> [REQUIRED WORK]:
Which lines in the records below contain the word "拥塞避免"? Copy each of them.

> [DATA SECTION]:
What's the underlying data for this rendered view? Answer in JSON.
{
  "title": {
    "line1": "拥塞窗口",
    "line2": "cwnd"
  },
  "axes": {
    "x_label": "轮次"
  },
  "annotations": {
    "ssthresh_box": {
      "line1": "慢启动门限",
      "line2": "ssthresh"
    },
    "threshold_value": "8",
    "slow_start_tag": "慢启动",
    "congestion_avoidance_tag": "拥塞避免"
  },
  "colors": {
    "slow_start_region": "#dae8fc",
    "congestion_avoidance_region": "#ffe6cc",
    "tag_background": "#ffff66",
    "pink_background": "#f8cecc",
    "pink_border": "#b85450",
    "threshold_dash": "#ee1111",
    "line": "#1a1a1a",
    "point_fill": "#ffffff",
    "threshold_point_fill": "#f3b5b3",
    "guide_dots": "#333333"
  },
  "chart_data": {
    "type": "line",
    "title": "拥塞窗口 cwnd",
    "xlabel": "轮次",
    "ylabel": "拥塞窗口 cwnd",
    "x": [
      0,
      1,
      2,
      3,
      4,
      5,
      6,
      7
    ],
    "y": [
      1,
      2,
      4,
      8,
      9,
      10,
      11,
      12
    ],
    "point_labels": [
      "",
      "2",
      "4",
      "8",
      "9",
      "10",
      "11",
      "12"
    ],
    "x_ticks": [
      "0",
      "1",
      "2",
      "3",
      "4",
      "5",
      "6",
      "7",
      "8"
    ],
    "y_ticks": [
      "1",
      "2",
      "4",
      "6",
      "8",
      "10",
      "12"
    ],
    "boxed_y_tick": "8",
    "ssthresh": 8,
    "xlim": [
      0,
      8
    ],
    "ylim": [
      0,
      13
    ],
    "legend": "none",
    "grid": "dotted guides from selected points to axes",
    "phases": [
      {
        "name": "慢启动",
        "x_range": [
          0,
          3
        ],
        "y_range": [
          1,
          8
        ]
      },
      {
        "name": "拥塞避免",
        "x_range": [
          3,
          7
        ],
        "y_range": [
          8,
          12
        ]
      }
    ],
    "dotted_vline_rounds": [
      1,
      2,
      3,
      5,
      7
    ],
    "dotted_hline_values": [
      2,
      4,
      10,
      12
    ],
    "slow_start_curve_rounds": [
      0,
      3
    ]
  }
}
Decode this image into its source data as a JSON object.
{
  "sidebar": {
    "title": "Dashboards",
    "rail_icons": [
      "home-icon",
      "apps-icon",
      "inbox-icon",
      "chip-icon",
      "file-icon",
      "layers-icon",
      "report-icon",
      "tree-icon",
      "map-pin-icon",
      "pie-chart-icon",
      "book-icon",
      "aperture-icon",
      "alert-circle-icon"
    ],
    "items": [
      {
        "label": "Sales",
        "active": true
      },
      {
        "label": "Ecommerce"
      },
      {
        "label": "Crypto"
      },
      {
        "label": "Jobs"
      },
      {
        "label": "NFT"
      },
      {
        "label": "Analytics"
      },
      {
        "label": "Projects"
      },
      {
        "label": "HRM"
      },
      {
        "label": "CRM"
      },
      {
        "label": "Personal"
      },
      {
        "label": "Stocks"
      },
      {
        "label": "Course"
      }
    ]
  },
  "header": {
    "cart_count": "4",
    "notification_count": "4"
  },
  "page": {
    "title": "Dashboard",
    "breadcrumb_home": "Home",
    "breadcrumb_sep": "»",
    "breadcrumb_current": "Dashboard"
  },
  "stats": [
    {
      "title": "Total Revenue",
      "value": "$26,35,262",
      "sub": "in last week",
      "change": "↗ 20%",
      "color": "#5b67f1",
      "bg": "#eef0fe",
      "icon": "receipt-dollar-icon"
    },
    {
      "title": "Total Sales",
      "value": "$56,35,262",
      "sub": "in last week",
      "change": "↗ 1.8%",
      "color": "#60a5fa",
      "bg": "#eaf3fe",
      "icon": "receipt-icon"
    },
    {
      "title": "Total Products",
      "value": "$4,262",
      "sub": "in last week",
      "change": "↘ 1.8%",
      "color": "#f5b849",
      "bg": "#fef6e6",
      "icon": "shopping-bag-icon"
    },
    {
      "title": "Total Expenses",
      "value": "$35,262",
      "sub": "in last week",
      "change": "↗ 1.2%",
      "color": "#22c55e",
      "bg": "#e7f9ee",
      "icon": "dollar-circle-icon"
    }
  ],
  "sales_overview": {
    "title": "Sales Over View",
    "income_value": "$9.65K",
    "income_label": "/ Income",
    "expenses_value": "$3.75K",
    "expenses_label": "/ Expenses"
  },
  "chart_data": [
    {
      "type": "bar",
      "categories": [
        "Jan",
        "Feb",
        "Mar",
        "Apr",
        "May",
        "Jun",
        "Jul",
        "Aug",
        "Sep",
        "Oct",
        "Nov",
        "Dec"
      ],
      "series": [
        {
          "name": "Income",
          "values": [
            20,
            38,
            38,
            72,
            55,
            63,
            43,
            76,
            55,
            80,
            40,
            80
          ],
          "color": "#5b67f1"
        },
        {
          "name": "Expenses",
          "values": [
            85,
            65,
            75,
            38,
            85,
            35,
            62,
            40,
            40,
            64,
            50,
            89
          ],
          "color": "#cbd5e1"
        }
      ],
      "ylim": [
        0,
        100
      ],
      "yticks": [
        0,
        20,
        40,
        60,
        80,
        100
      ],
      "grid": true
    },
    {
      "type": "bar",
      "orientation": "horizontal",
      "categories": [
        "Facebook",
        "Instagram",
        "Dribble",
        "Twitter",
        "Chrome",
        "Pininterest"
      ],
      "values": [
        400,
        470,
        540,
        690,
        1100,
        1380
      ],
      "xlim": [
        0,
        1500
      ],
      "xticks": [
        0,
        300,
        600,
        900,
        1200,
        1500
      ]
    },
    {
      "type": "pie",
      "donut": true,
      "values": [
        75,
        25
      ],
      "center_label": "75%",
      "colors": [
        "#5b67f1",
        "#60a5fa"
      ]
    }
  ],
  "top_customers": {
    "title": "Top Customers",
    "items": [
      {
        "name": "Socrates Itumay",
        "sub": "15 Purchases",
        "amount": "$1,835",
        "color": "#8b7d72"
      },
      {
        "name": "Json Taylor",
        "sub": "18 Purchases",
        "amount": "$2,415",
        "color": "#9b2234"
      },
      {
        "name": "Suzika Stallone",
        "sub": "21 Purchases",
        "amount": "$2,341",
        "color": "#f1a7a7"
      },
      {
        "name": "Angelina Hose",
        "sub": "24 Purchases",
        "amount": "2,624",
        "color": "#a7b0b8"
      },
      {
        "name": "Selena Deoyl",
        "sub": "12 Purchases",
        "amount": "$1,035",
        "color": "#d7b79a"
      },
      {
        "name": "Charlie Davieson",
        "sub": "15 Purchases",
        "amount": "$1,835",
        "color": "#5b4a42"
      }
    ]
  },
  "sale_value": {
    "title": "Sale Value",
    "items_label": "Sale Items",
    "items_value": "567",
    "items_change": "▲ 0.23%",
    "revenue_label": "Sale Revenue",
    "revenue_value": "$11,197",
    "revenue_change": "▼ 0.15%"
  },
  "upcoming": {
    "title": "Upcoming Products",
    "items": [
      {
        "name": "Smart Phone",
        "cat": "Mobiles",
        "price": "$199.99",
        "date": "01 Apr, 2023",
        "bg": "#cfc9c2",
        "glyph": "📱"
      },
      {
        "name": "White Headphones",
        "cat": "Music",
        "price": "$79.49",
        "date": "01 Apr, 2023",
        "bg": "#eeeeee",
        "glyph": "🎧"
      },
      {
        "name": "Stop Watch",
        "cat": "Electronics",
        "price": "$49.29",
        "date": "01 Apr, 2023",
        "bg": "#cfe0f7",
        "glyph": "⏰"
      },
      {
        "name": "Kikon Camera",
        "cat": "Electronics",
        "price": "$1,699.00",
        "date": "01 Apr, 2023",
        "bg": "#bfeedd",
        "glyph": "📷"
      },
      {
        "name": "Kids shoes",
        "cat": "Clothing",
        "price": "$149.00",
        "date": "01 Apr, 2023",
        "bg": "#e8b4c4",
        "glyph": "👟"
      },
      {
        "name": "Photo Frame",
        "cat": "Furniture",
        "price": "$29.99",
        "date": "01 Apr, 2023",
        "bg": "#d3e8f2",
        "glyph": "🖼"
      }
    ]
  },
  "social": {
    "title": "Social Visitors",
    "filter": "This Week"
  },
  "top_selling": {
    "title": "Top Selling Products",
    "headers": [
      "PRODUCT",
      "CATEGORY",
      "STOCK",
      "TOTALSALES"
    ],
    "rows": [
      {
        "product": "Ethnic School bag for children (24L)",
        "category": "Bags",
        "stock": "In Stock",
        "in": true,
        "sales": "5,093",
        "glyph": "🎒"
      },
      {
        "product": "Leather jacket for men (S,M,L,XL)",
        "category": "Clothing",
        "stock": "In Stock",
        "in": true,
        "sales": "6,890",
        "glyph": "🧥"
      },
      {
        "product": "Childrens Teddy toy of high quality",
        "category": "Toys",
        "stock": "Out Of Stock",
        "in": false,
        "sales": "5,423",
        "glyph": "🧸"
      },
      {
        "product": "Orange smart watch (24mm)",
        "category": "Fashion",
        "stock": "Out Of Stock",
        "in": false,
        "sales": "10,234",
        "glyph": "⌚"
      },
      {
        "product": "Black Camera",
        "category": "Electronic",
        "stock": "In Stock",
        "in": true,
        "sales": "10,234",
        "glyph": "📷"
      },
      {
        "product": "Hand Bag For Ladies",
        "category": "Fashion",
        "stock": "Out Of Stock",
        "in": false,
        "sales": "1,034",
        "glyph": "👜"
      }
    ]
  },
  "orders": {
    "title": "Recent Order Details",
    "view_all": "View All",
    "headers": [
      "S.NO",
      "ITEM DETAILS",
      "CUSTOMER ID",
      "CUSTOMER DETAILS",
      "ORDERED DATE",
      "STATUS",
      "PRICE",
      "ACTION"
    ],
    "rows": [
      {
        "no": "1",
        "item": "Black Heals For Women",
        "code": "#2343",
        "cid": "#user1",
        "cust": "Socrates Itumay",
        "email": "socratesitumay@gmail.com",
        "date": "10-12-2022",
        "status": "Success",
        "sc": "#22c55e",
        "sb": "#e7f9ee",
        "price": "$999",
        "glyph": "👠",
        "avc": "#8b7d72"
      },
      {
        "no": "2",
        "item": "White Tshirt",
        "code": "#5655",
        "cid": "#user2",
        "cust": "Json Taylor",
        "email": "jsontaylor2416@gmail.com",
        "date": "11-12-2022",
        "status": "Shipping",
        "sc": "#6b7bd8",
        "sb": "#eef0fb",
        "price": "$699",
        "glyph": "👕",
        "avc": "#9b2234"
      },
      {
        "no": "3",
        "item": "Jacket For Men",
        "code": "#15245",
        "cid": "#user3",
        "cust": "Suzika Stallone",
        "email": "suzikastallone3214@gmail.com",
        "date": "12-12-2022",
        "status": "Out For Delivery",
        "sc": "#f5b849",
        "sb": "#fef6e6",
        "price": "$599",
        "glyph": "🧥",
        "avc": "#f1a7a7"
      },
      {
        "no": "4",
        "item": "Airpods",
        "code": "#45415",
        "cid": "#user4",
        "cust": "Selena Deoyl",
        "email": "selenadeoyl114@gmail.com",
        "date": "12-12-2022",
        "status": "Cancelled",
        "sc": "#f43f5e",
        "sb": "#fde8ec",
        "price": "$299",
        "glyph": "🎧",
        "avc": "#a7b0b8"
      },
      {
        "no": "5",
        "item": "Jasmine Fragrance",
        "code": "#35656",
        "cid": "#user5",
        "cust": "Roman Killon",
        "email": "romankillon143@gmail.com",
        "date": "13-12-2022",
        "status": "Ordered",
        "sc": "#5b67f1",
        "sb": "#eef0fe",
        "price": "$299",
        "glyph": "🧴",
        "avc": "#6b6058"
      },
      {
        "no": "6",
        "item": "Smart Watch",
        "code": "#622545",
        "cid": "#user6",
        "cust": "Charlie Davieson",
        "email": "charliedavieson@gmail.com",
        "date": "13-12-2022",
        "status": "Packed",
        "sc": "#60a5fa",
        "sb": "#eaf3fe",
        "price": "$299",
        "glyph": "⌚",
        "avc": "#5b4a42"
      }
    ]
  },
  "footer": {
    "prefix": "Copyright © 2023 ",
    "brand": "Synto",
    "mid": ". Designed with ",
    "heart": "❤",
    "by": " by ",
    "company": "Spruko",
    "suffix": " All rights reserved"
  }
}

> [ANSWER IN FULL]:
    "congestion_avoidance_tag": "拥塞避免"
        "name": "拥塞避免",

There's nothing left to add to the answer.